WORK INSTRUCTIONS: In the material below, the lines containing the word "title" are required; copy each of them.

---

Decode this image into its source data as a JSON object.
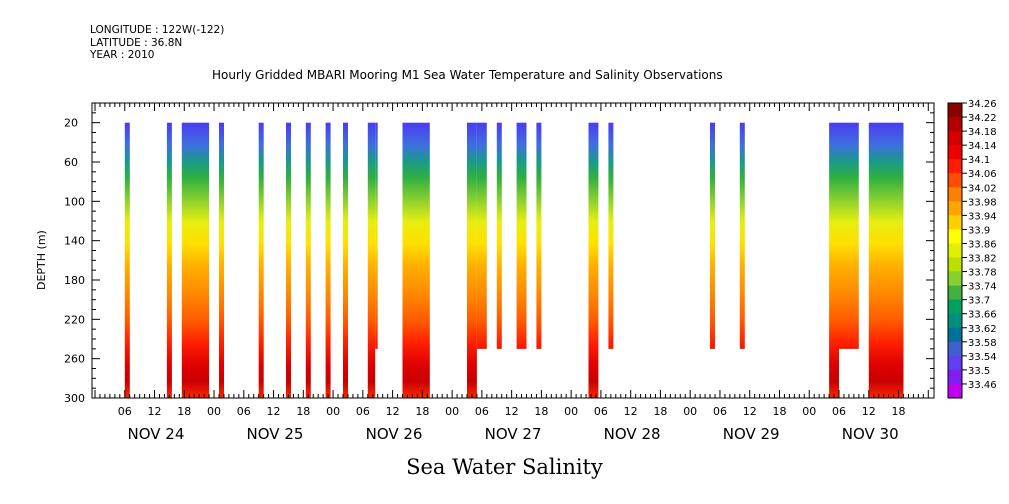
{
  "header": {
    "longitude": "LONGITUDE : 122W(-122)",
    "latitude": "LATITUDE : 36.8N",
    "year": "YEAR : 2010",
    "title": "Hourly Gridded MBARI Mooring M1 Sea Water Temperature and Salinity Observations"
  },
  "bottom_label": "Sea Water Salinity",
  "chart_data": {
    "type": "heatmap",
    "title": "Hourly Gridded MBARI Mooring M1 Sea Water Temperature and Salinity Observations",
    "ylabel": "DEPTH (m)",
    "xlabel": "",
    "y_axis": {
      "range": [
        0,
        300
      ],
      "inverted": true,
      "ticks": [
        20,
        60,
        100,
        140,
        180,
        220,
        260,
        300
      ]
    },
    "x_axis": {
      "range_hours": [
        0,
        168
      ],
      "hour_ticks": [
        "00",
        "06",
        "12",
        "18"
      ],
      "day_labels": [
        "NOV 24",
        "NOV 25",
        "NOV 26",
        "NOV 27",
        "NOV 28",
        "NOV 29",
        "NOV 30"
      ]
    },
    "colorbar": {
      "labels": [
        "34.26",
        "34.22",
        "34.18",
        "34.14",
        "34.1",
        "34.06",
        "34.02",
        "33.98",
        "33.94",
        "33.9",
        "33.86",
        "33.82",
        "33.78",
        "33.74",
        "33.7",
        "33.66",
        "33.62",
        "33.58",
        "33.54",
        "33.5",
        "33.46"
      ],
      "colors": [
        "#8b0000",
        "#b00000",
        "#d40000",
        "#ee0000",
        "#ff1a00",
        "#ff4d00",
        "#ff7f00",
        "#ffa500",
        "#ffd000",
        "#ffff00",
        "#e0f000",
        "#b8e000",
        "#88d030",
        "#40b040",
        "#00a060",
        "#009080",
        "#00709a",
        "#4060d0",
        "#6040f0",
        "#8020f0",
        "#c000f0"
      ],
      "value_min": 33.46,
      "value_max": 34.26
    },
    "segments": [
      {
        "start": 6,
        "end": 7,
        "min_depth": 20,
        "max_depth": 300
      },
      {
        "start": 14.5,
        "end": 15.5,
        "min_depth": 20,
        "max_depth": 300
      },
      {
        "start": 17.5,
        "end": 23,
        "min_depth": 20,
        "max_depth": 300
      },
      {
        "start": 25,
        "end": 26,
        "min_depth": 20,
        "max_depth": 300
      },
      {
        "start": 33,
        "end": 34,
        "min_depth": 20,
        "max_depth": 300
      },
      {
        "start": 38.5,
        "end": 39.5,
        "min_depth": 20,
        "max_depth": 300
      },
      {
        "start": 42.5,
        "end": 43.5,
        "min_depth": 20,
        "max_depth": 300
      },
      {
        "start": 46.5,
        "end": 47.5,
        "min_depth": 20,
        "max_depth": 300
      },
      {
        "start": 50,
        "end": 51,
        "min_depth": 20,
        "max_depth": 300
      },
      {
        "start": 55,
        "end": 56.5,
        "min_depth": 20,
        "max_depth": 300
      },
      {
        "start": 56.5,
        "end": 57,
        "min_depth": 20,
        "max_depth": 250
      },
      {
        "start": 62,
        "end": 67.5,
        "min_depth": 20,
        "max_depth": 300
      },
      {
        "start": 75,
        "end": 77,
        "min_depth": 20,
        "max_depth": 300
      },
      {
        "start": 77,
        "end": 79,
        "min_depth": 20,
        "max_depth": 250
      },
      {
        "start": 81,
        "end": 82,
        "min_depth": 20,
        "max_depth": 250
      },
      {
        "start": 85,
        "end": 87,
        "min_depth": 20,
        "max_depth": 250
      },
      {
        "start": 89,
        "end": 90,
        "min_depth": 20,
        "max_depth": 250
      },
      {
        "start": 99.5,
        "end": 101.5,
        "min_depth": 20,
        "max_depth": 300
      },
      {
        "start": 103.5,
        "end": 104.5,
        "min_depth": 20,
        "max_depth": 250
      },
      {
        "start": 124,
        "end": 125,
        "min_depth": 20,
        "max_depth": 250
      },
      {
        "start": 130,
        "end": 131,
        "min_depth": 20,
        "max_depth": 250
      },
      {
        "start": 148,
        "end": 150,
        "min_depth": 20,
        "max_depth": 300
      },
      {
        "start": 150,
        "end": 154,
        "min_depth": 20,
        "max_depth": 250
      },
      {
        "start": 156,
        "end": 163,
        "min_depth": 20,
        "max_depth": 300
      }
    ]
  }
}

---

ANSWER TO THIS TASK:
    "title": "Hourly Gridded MBARI Mooring M1 Sea Water Temperature and Salinity Observations"
    "title": "Hourly Gridded MBARI Mooring M1 Sea Water Temperature and Salinity Observations",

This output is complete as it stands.